All of This and Nothing

All of This and Nothing

D06, 798 Art District, No.2 Jiuxianqiao Road, Chaoyang Dst Beijing, 100096, China Saturday, January 4, 2020–Saturday, February 29, 2020 Opening Reception: Saturday, January 4, 2020, 4 p.m.–6 p.m.


black and blue  by michael zelehoski

Michael Zelehoski

Black and Blue , 2018

Price on Request

balance-harmony  by michael zelehoski

Michael Zelehoski

Balance-Harmony , 2019

Price on Request

agent orange  by michael zelehoski

Michael Zelehoski

Agent Orange , 2019

Price on Request

adversity-return  by michael zelehoski

Michael Zelehoski

Adversity-Return , 2019

Price on Request

Tang Contemporary Art is proud to announce the opening of “All of This and Nothing,” a solo show by American artist Michael Zelehoski, opening January 4, 2020, in the Beijing gallery’s first space. In his 2017 solo show “Inner Space,” at Tang Contemporary’s Hong Kong gallery, we saw him physically deconstruct ordinary found objects and collapse them into two-dimensional space in order to activate them on the level of our perception. In this exhibition, Zelehoski pushes this process further both conceptually and practically, revealing found objects as contemporary embodiments of ancient systems and structures.

“All of This and Nothing” describes the fundamental binary relationships that underpin this show, not to mention our lives—yin and yang, male and female, light and dark, solid and void. These dualities represent the basis of every aspect of our society, from computer code to biological reproduction and are evident in all objects if we look at them closely. The I-Ching, a classic of Chinese traditional culture is one of the earliest implementations of this psycho-technology. The broken yin and solid yang lines come together to form eight trigrams, which can in turn be combined into sixty-four possible hexagrams. 

Wooden shipping pallets bear a striking resemblance to these hexagrams and Zelehoski attempts to reveal the implicit codes in these and other found objects from our everyday lives. The pallets become de facto hexagrams when collapsed in space, acquiring entirely different meanings when inverted. Some of the objects appear isometric, frozen in space, while others appear to recede. In this show the artist subjects the picture plane itself to similar visual dislocations, revealing it as a concrete object even as it undermines the objectivity of our perception of it.

The eponymous installation All of This and Nothing is comprised of six columns of twenty-eight pallets, suspended from the ceiling, with steel cables projecting outward on three-dimensional axis. Each pallet represents a hexagram in an overwhelming context of indecipherable meaning. The empty spaces form the binary counterpoint to the physical object and reference the existence or absence of international trade. Through this careful design, Zelehoski finds order in limited materials and structures, which makes their meanings richer but not clearer.

The solid and broken lines of the I-ching are also expressed by salvaged barricades, which constitute another central element of the exhibition. In Black and Blue, Zelehoski weaves these blockades into a two-dimensional composition evoking our own complex social fabric and inviting participants to explore the subjective connotations that these charged objects hold for them and society at large. There is an element of Pop Art, as seen in the appropriation of quotidian objects as well minimalism, in reference to Donald Judd’s stacked boxes and the seriality of Sol Lewitt. 

“All of This and Nothing” explores the underlying systems and inherent orders at play in the physical world, many of which were discovered thousands of years ago and continue to be relevant today. The objects he has chosen are the literal building blocks of contemporary society. Wooden barricades, boxes, and shipping pallets constitute similarly forgotten fragments, but they form the bedrock of our socio-economic existence. Here, the goal is not simply to relay the code, but to find it manifest in the fabric of reality, which is where the artist’s deepest inspiration lies.

WHAT THIS EXERCISE ASKS:
- A) In the exhibition text, rewrite the paragraph beginning "The eponymous installation" more briefly while keeping its main facts.
- B) From the exhibition text, extract the passage starting at "D06, 798 Art" and ending at "4 p.m.–6 p.m.", copied word for word.

INFORMATION:

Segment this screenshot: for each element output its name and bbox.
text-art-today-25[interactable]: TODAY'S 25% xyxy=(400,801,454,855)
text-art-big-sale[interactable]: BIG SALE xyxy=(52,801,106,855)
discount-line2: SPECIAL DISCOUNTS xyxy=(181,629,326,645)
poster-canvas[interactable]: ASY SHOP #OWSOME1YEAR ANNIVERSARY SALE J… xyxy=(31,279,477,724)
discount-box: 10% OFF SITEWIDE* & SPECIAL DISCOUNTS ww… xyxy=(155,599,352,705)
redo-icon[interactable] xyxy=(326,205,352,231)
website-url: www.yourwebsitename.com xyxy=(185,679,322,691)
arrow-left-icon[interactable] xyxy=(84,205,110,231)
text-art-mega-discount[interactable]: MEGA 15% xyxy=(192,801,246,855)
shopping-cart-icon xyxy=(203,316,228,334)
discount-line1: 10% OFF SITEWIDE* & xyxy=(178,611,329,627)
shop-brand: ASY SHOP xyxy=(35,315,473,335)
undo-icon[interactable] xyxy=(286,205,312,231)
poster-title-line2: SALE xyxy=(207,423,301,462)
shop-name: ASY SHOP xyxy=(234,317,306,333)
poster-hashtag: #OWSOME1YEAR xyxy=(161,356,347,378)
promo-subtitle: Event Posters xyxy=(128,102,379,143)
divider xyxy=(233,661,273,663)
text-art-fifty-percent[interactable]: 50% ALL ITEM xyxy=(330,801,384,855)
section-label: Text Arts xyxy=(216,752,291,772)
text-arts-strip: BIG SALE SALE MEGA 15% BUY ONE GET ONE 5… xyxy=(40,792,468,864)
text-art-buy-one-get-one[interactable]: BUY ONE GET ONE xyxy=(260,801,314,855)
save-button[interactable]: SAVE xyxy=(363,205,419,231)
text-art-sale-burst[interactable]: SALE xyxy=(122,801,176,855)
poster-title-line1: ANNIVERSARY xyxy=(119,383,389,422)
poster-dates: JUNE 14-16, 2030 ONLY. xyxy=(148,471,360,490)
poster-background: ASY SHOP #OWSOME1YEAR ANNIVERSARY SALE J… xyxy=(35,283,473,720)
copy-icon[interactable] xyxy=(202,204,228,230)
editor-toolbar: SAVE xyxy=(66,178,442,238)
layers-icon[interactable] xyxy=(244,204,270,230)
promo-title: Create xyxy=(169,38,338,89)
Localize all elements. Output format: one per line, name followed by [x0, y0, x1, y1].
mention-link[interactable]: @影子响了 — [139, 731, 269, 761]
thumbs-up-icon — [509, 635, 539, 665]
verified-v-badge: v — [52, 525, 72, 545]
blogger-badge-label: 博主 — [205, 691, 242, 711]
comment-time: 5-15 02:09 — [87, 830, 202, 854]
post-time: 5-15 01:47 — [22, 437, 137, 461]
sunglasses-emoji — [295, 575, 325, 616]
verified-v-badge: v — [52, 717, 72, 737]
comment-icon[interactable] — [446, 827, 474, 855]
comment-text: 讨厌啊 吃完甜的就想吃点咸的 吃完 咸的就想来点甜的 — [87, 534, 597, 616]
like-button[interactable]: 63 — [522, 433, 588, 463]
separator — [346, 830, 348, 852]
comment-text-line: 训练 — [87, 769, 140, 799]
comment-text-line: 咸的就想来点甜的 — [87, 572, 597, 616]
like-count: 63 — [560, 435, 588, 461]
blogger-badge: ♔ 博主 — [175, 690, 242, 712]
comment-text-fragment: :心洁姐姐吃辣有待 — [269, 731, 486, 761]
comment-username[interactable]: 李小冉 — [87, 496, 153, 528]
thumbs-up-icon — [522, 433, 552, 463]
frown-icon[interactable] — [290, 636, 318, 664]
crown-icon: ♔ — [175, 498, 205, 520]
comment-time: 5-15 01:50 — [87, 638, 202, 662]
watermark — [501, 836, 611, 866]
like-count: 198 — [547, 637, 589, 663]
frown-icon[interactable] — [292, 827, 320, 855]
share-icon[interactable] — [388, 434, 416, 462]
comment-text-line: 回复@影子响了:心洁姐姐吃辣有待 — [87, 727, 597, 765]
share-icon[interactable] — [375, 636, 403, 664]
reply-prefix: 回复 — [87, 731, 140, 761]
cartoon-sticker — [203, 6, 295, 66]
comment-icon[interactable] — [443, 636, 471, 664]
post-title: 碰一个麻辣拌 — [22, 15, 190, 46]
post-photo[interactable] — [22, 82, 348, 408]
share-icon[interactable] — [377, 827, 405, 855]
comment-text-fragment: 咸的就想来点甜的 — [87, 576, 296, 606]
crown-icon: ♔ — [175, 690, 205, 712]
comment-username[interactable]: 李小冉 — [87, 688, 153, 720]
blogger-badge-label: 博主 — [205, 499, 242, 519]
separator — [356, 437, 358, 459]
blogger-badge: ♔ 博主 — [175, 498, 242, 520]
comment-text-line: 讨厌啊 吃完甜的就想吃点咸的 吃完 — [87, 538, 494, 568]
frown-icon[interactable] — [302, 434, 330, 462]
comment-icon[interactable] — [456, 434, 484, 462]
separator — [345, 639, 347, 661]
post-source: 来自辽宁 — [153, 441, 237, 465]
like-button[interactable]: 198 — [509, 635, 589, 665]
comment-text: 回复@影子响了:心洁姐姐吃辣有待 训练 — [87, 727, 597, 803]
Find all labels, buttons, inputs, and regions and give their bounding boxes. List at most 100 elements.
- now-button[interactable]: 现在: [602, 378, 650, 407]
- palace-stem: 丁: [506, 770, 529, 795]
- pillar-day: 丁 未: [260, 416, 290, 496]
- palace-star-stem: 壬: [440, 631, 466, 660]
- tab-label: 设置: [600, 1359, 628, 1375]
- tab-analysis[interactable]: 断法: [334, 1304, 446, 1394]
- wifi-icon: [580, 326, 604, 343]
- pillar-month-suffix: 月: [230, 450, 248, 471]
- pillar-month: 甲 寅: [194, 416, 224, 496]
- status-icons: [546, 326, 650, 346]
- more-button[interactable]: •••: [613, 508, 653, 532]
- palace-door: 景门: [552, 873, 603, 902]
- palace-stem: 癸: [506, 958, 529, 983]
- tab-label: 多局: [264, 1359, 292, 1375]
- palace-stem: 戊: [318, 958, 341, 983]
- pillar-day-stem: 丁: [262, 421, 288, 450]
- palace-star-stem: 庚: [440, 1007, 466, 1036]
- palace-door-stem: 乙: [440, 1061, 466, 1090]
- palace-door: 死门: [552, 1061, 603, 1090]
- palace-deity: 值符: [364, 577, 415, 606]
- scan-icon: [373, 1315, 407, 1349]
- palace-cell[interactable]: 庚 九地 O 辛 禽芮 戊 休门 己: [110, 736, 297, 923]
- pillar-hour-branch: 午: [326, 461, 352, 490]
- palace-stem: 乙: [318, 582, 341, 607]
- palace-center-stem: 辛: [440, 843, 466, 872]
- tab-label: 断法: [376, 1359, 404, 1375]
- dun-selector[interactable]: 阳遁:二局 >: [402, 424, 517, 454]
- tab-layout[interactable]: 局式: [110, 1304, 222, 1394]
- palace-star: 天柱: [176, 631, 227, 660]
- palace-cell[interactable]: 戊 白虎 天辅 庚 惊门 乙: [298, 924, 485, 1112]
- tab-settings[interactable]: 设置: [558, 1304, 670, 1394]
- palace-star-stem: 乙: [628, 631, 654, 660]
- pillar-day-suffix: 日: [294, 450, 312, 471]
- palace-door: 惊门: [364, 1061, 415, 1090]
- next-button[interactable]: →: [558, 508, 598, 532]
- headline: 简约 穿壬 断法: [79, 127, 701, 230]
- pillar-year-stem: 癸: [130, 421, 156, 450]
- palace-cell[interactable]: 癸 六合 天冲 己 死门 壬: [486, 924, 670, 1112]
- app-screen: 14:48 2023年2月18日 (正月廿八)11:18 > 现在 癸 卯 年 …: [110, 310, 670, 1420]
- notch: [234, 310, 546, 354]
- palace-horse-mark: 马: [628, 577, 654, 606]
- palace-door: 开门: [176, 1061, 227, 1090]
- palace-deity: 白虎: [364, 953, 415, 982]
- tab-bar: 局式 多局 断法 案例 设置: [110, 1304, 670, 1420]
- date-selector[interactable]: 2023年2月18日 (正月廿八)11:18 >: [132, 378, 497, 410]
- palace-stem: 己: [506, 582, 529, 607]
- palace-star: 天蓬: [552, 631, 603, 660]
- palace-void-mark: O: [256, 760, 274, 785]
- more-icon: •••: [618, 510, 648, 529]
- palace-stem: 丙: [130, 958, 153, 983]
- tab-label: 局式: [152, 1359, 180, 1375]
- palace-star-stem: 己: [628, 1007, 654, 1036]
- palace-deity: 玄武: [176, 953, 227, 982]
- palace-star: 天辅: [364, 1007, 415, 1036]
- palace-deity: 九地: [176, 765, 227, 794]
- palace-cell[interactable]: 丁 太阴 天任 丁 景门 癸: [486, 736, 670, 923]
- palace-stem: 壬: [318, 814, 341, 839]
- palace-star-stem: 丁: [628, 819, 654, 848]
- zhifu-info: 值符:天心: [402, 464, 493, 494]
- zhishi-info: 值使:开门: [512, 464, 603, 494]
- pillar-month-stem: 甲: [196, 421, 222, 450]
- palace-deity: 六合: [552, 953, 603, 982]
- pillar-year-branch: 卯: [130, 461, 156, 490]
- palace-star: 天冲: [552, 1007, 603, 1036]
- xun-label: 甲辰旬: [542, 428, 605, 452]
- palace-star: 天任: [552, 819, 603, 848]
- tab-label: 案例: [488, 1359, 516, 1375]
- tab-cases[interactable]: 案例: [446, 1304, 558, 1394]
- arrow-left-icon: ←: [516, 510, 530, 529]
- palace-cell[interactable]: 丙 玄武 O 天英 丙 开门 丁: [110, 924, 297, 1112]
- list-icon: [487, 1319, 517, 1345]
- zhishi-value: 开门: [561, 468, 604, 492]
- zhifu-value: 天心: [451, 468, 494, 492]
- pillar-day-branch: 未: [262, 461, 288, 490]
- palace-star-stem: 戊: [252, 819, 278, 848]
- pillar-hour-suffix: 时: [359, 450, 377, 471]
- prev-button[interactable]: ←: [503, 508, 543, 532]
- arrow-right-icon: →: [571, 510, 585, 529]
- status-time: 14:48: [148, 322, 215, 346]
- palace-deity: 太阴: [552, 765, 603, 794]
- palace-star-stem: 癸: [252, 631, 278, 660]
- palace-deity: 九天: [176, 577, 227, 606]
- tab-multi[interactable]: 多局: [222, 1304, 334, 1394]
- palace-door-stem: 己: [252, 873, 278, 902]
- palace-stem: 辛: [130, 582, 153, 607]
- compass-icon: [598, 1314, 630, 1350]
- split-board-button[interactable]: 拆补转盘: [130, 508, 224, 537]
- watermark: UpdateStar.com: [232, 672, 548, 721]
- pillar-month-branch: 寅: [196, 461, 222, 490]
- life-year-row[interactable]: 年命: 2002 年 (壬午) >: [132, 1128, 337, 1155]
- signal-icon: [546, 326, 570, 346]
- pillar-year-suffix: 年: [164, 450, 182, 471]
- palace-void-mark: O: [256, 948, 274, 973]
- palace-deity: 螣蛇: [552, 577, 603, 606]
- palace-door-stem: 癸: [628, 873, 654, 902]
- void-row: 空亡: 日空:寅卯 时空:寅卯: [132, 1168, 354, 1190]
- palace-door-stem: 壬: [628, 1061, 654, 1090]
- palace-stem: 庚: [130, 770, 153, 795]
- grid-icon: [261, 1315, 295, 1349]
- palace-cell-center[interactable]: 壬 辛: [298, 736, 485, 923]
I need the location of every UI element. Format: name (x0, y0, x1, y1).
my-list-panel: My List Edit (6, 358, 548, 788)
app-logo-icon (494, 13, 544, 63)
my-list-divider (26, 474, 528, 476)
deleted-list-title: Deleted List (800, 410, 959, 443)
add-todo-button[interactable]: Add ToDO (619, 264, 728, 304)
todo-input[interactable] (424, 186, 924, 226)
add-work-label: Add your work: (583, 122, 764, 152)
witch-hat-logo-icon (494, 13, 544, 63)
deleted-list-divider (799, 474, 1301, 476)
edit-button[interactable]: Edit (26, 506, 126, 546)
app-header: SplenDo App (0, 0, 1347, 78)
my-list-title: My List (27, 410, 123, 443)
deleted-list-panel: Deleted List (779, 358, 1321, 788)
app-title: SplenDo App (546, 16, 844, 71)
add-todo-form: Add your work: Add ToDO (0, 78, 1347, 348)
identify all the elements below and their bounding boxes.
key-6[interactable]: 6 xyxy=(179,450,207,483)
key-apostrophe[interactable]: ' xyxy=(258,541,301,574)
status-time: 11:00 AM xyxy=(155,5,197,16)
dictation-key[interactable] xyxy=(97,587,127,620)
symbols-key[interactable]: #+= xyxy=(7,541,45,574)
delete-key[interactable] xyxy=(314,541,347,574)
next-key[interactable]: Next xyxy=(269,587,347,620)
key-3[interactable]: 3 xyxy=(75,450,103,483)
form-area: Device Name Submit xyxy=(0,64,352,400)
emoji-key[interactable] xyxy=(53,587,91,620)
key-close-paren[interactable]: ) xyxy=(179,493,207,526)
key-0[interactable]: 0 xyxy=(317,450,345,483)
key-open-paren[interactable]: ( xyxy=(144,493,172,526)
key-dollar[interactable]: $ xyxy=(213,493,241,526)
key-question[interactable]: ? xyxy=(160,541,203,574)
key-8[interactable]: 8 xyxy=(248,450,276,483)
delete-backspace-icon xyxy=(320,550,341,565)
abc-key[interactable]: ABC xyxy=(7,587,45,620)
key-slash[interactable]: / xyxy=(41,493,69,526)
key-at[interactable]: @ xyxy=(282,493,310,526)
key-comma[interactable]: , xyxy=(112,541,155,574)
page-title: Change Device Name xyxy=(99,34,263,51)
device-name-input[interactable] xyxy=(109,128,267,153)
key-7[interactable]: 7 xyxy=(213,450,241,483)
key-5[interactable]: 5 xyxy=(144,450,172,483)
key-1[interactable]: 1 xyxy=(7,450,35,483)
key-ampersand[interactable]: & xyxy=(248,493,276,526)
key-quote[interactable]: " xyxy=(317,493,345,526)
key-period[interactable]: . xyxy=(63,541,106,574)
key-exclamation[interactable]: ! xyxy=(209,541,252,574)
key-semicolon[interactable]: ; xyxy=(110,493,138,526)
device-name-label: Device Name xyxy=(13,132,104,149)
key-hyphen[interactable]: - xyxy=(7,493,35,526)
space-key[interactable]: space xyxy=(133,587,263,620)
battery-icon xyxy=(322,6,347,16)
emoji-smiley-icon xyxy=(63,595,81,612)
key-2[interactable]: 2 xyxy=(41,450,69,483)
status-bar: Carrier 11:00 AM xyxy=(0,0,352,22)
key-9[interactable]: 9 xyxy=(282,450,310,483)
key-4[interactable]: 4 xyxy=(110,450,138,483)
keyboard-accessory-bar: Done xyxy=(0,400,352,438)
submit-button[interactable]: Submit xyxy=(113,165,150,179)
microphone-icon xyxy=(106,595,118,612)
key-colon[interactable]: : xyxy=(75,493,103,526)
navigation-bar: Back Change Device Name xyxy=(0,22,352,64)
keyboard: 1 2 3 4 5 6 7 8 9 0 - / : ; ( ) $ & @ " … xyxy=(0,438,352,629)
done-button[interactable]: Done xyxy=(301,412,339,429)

EXERCISE ANSWERS:
- A) The title installation, All of This and Nothing, consists of six columns of twenty-eight pallets hung from the ceiling, with steel cables extending outward on three-dimensional axes. Each pallet represents a hexagram amid indecipherable meaning. The empty spaces serve as the binary counterpoint to the physical object and refer to the existence or absence of international trade. Through this design, Zelehoski finds order in limited materials and structures, which makes their meanings richer but not clearer.

- B)
D06, 798 Art District, No.2 Jiuxianqiao Road, Chaoyang Dst Beijing, 100096, China Saturday, January 4, 2020–Saturday, February 29, 2020 Opening Reception: Saturday, January 4, 2020, 4 p.m.–6 p.m.